=== RECORDS FOR THE EXERCISE ===

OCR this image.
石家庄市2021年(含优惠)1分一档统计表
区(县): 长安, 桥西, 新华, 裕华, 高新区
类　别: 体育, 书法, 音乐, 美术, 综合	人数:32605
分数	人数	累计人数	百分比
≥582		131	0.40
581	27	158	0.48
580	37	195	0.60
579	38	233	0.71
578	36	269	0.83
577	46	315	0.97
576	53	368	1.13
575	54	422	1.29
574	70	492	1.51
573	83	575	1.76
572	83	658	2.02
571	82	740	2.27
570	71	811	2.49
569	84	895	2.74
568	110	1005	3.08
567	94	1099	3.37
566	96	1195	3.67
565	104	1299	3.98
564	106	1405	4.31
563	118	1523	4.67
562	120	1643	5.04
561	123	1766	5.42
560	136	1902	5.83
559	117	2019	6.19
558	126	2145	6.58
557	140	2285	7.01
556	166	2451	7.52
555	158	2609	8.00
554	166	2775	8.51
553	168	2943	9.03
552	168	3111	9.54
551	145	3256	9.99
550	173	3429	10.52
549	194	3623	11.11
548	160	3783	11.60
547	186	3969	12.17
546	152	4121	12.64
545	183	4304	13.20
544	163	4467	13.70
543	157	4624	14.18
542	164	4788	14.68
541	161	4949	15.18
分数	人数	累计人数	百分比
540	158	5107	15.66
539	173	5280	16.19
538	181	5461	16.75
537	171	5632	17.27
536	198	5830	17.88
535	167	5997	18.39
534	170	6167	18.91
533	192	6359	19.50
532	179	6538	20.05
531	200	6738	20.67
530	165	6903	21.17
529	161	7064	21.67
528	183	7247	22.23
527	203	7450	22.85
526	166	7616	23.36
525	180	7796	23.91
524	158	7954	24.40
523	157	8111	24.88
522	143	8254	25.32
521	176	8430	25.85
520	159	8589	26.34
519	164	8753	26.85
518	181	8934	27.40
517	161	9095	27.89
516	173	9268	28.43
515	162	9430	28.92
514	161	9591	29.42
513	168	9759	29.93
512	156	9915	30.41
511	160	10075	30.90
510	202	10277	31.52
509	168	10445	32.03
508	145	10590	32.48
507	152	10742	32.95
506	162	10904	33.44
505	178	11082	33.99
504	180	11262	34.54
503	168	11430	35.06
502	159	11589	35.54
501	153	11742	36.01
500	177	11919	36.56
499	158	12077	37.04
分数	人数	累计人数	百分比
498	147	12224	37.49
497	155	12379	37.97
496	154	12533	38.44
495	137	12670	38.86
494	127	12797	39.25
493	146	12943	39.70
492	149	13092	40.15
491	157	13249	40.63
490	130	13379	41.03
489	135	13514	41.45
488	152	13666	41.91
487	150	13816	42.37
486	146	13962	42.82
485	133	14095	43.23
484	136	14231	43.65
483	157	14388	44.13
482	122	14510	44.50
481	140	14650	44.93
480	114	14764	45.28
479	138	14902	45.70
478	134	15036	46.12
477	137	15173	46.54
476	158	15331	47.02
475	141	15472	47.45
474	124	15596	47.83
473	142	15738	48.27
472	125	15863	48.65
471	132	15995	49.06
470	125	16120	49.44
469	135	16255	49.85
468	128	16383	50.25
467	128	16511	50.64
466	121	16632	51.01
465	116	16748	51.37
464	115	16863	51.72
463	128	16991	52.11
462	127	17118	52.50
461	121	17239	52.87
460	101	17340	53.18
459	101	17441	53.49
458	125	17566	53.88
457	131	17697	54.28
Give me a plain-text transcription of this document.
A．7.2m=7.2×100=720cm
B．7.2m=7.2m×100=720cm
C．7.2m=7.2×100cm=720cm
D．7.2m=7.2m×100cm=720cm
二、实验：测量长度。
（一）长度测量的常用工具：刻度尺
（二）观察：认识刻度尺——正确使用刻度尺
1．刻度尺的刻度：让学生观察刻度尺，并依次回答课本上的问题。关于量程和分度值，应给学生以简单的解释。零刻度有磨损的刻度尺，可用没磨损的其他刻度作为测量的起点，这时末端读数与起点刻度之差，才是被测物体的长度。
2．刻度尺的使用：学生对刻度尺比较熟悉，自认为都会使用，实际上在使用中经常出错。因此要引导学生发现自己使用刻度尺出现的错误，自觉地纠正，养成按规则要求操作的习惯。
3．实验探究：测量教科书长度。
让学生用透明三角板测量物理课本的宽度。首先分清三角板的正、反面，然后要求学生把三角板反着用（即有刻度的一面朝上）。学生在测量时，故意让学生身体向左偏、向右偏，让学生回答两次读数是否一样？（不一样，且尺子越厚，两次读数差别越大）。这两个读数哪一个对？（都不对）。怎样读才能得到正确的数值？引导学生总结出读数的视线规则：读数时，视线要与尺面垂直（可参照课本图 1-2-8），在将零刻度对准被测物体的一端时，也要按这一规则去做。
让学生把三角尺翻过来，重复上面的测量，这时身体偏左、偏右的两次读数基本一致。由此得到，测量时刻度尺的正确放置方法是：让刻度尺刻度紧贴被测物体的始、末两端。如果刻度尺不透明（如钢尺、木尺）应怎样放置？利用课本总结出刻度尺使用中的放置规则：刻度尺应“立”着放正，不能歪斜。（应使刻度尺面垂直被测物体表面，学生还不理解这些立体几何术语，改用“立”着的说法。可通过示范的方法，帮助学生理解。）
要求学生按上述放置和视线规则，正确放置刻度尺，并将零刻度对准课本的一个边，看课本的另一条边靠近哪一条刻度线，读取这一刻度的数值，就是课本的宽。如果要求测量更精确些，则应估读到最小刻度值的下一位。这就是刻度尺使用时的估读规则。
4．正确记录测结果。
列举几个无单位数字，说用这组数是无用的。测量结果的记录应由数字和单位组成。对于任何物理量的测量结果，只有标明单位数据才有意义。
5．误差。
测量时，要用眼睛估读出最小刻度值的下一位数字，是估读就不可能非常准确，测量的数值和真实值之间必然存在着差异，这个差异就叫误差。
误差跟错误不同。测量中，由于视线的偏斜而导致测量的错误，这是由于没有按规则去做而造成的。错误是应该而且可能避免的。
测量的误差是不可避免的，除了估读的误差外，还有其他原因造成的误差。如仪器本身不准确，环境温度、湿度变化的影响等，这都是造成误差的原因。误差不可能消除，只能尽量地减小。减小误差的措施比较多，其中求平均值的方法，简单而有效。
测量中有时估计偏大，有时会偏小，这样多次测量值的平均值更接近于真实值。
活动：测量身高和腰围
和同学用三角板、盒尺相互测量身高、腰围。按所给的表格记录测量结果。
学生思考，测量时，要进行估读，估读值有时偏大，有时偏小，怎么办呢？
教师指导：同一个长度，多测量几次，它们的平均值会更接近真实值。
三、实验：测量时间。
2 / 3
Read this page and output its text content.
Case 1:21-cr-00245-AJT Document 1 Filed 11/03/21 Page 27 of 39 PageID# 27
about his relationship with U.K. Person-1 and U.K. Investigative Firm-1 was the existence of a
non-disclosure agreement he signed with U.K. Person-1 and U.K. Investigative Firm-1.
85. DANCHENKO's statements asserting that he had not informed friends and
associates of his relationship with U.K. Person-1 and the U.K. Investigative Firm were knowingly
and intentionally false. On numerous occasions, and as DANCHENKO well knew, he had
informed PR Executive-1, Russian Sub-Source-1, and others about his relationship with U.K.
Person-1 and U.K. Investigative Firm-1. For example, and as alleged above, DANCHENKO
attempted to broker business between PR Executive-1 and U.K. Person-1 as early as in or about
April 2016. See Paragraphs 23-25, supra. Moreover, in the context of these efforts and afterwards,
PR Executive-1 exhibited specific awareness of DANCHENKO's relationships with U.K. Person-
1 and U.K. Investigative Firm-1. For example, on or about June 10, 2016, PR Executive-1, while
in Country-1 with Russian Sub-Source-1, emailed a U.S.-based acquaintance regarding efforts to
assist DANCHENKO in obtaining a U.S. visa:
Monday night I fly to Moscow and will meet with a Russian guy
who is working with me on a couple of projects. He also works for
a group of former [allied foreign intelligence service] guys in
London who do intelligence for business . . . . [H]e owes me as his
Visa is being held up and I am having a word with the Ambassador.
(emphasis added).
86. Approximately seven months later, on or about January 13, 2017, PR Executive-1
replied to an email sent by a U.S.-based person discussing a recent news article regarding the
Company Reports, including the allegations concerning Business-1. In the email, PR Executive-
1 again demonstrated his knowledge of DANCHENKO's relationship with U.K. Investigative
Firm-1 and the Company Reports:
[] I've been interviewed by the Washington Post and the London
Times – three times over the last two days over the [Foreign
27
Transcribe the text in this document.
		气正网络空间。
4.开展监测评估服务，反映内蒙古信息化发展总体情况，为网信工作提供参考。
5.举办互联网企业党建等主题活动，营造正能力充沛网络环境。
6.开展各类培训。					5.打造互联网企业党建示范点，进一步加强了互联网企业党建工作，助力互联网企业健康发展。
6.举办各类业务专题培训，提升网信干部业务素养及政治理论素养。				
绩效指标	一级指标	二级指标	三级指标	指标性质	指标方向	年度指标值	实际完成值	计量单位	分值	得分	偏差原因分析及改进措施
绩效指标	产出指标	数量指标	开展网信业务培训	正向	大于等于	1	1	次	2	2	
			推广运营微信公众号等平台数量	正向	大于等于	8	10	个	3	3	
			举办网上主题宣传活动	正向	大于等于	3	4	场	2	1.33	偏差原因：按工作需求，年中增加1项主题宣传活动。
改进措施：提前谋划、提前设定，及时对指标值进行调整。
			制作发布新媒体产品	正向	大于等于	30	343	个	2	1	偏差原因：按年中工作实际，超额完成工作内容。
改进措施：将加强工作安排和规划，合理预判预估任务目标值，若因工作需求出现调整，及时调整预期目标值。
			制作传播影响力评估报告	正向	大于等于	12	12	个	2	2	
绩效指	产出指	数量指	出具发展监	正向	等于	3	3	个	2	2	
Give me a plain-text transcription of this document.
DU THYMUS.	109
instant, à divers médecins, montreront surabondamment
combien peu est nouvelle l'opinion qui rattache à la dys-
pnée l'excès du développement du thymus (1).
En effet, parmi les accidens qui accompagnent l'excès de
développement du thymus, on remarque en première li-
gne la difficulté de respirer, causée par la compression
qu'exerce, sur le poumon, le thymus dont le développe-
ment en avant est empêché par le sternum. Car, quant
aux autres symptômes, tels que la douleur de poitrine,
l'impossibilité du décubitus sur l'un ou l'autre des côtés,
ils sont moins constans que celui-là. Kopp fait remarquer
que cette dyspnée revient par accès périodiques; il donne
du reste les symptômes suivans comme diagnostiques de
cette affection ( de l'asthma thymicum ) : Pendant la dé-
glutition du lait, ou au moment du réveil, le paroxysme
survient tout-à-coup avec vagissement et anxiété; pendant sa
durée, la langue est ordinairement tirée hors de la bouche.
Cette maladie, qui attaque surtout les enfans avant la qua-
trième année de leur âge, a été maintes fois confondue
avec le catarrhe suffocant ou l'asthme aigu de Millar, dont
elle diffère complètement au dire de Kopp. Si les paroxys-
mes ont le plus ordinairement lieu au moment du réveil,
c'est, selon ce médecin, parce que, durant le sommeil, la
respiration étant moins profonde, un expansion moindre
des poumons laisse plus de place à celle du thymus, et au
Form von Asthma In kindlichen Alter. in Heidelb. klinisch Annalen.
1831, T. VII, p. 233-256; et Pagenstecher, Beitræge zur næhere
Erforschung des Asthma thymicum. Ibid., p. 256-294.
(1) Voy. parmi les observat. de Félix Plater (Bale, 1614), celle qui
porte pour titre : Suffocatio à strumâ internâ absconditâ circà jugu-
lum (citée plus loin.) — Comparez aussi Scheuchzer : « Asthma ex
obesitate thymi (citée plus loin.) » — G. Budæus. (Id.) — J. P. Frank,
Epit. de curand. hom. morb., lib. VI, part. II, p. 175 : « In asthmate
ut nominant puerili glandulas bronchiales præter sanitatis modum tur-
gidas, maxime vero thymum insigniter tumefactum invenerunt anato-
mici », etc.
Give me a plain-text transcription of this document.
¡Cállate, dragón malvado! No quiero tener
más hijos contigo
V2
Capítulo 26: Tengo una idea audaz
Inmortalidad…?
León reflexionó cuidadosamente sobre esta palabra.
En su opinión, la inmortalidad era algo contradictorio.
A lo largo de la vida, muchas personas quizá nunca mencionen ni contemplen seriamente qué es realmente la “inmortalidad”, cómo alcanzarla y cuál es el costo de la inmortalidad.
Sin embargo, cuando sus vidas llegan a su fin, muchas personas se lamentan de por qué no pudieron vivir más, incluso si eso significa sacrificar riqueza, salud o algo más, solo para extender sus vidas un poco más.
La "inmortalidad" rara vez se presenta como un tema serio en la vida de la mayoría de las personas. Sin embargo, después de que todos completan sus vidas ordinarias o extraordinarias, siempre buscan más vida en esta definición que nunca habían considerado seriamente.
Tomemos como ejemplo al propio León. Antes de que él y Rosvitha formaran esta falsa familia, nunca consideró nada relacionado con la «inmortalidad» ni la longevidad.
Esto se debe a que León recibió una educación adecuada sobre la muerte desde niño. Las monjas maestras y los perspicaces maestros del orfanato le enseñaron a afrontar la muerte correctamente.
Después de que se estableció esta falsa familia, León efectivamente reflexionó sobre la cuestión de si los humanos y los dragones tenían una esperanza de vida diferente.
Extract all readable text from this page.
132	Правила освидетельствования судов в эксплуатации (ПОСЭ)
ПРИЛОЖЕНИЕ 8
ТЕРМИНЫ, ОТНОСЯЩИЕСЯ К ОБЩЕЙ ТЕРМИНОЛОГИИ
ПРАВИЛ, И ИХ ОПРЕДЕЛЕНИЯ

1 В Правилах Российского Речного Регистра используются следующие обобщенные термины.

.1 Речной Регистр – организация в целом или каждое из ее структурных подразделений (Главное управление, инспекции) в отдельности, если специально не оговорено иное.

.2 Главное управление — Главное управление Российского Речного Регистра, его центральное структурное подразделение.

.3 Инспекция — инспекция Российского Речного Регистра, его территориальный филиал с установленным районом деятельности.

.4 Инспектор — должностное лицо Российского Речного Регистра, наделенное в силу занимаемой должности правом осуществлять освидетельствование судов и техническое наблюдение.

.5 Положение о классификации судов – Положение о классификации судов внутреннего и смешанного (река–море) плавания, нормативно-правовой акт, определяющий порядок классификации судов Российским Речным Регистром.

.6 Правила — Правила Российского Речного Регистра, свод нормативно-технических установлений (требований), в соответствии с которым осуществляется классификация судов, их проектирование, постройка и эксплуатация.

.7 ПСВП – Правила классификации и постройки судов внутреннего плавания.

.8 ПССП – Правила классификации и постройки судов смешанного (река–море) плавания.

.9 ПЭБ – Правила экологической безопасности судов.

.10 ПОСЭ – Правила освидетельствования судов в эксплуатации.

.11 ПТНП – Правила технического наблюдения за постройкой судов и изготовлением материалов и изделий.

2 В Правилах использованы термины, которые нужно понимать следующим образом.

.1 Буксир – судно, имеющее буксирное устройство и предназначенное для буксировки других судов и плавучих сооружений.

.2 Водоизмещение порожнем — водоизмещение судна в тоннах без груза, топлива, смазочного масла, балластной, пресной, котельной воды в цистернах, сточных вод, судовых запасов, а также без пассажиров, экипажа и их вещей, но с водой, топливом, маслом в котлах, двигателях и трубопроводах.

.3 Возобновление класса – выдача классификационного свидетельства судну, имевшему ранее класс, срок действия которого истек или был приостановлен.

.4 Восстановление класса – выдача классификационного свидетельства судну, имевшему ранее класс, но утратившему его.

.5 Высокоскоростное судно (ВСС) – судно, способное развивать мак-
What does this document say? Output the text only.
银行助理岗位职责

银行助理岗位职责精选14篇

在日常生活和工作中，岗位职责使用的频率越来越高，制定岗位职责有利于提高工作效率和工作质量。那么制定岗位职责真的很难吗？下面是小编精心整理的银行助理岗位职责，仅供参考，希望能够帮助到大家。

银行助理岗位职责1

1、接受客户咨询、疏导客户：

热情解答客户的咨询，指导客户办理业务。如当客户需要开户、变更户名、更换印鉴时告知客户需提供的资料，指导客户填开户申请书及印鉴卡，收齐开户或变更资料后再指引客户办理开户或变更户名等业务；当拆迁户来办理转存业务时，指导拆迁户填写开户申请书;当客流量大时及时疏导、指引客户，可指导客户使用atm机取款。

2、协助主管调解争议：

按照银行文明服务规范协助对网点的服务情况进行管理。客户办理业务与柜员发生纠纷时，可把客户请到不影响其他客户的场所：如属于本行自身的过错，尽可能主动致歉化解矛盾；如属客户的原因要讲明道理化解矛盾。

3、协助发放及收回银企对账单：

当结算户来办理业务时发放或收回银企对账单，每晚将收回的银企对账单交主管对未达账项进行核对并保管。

===

__WHAT IS REQUIRED__
Read the lines above. Gather those in which the string "example" is found.

__ANSWER IN FULL__
Person-1 and U.K. Investigative Firm-1. For example, and as alleged above, DANCHENKO
1 and U.K. Investigative Firm-1. For example, on or about June 10, 2016, PR Executive-1, while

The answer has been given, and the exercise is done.